**INPUT FOR THIS TASK:**
● ● ●

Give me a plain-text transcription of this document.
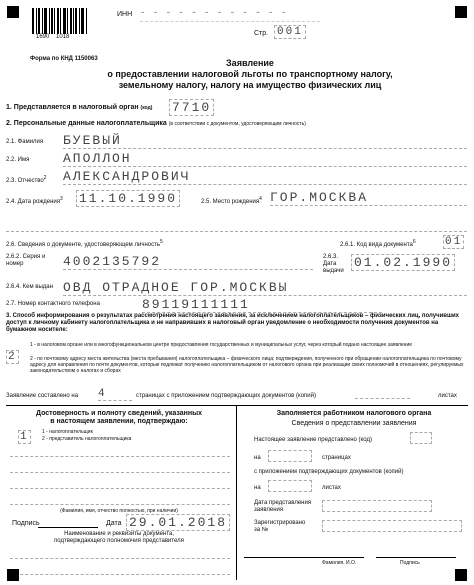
1690    1018
ИНН - - - - - - - - - - - -
Стр. 001
Форма по КНД 1150063	Заявление
о предоставлении налоговой льготы по транспортному налогу,
земельному налогу, налогу на имущество физических лиц
1. Представляется в налоговый орган (код) 7710
2. Персональные данные налогоплательщика (в соответствии с документом, удостоверяющим личность)
2.1. Фамилия БУЕВЫЙ
2.2. Имя	АПОЛЛОН
2.3. Отчество$^2$ АЛЕКСАНДРОВИЧ
2.4. Дата рождения$^3$ 11.10.1990	2.5. Место рождения$^4$ ГОР.МОСКВА
2.6. Сведения о документе, удостоверяющем личность$^5$	2.6.1. Код вида документа$^6$	01
2.6.2. Серия и номер	4002135792	2.6.3. Дата выдачи
01.02.1990
2.6.4. Кем выдан ОВД ОТРАДНОЕ ГОР.МОСКВЫ
2.7. Номер контактного телефона	89119111111
3. Способ информирования о результатах рассмотрения настоящего заявления, за исключением налогоплательщиков – физических лиц, получивших доступ к личному кабинету налогоплательщика и не направивших в налоговый орган уведомление о необходимости получения документов на бумажном носителе:
2
1 - в налоговом органе или в многофункциональном центре предоставления государственных и муниципальных услуг, через который подано настоящее заявление
2 - по почтовому адресу места жительства (места пребывания) налогоплательщика – физического лица; подтверждения, полученного при обращении налогоплательщика по почтовому адресу для направления по почте документов, которые подлежат получению налогоплательщиком от налогового органа при реализации своих полномочий в отношениях, регулируемых законодательством о налогах и сборах
Заявление составлено на 4	страницах с приложением подтверждающих документов (копий)	листах
Достоверность и полноту сведений, указанных
в настоящем заявлении, подтверждаю:
1	1 - налогоплательщик
2 - представитель налогоплательщика
(Фамилия, имя, отчество полностью, при наличии)
Подпись	Дата 29.01.2018
Наименование и реквизиты документа,
подтверждающего полномочия представителя
Заполняется работником налогового органа
Сведения о представлении заявления
Настоящее заявление представлено (код)
на	страницах
с приложением подтверждающих документов (копий)
на	листах
Дата представления
заявления
Зарегистрировано
за №
Фамилия, И.О.	Подпись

● ● ●

From the listing above, pick out every line containing "налогового".

**THE ANSWER:**
2 - по почтовому адресу места жительства (места пребывания) налогоплательщика – физического лица; подтверждения, полученного при обращении налогоплательщика по почтовому адресу для направления по почте документов, которые подлежат получению налогоплательщиком от налогового органа при реализации своих полномочий в отношениях, регулируемых законодательством о налогах и сборах
Заполняется работником налогового органа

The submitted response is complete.